• **Job**
Print the listing below in its entirety, character for character.

(Data records)

* * * * * * * * *

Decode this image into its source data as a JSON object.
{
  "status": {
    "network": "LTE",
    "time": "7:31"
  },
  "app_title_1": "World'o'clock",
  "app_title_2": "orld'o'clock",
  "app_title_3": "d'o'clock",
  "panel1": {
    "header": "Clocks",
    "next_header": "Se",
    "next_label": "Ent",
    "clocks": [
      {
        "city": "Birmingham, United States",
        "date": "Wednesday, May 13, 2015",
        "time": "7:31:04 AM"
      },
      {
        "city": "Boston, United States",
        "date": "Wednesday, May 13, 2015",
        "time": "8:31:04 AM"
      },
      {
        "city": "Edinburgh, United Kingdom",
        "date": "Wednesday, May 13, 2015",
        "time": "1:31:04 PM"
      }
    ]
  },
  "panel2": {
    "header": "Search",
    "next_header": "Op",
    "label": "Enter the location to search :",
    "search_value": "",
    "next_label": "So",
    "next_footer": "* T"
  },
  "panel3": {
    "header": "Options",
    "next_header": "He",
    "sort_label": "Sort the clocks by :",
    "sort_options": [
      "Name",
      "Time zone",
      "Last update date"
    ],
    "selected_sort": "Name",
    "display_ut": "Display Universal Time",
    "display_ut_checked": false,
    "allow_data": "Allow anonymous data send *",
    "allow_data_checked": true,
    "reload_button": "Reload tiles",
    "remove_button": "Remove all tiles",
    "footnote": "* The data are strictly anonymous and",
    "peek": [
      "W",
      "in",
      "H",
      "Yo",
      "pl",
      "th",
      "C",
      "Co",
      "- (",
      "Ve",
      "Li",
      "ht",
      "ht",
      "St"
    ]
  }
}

* * * * * * * * *

• **Solution for this task**
Decode this image into its source data as a JSON object.
{
  "status": {
    "network": "LTE",
    "time": "7:31"
  },
  "app_title_1": "World'o'clock",
  "app_title_2": "orld'o'clock",
  "app_title_3": "d'o'clock",
  "panel1": {
    "header": "Clocks",
    "next_header": "Se",
    "next_label": "Ent",
    "clocks": [
      {
        "city": "Birmingham, United States",
        "date": "Wednesday, May 13, 2015",
        "time": "7:31:04 AM"
      },
      {
        "city": "Boston, United States",
        "date": "Wednesday, May 13, 2015",
        "time": "8:31:04 AM"
      },
      {
        "city": "Edinburgh, United Kingdom",
        "date": "Wednesday, May 13, 2015",
        "time": "1:31:04 PM"
      }
    ]
  },
  "panel2": {
    "header": "Search",
    "next_header": "Op",
    "label": "Enter the location to search :",
    "search_value": "",
    "next_label": "So",
    "next_footer": "* T"
  },
  "panel3": {
    "header": "Options",
    "next_header": "He",
    "sort_label": "Sort the clocks by :",
    "sort_options": [
      "Name",
      "Time zone",
      "Last update date"
    ],
    "selected_sort": "Name",
    "display_ut": "Display Universal Time",
    "display_ut_checked": false,
    "allow_data": "Allow anonymous data send *",
    "allow_data_checked": true,
    "reload_button": "Reload tiles",
    "remove_button": "Remove all tiles",
    "footnote": "* The data are strictly anonymous and",
    "peek": [
      "W",
      "in",
      "H",
      "Yo",
      "pl",
      "th",
      "C",
      "Co",
      "- (",
      "Ve",
      "Li",
      "ht",
      "ht",
      "St"
    ]
  }
}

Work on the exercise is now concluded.